What you should do:
Provide only the number of lines where "color" occurs.

___

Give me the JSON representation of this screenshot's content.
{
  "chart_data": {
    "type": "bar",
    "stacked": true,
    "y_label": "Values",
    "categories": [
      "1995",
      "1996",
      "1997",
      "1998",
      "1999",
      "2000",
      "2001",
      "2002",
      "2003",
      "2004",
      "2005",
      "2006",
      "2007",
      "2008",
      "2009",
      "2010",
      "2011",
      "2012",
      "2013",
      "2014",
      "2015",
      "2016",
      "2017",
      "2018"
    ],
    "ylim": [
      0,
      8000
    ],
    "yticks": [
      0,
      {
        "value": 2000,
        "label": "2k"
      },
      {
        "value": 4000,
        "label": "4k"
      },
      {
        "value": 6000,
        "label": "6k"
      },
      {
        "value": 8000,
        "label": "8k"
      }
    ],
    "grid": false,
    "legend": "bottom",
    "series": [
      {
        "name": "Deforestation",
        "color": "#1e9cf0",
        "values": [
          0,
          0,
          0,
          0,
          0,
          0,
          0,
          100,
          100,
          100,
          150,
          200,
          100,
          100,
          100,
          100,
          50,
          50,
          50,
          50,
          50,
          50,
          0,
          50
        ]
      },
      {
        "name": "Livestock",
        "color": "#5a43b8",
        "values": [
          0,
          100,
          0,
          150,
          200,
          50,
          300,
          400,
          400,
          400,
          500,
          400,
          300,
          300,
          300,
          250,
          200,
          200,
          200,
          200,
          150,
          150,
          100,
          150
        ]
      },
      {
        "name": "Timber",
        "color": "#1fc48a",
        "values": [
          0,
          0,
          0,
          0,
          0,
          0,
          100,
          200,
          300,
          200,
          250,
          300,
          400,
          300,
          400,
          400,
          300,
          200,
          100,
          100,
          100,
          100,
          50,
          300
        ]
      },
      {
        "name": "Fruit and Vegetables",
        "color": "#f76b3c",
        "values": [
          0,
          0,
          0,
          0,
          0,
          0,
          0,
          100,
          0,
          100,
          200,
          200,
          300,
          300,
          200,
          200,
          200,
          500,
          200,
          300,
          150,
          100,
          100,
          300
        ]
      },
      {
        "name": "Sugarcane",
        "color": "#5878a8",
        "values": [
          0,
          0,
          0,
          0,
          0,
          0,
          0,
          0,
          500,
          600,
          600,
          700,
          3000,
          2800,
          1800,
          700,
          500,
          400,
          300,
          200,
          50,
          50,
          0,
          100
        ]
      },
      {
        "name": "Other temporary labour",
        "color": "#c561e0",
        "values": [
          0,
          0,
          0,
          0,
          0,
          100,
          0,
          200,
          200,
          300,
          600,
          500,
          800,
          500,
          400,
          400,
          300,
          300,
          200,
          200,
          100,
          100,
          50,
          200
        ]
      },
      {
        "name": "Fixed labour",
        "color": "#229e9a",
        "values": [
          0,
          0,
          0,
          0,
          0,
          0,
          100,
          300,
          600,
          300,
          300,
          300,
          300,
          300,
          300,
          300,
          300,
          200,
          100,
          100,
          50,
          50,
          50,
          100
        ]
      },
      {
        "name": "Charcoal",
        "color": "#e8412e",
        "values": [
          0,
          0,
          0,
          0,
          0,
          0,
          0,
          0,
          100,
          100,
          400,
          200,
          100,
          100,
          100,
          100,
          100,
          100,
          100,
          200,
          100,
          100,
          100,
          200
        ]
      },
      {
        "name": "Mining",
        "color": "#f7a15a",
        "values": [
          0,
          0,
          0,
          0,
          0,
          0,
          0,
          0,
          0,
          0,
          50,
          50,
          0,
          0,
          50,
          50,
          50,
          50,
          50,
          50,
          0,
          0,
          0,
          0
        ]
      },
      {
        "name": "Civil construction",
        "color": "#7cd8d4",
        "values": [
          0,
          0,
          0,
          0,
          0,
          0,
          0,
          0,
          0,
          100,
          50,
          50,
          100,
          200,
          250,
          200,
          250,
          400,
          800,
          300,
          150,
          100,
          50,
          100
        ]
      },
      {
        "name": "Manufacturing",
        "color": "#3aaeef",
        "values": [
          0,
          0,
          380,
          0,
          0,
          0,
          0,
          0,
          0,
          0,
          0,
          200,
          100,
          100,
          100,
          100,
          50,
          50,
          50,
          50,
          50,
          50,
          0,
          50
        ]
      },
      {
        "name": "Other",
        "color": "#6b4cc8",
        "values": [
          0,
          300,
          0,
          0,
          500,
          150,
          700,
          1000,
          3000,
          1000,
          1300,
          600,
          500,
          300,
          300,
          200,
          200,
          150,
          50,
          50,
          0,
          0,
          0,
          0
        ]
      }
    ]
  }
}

___

Expected answer:
12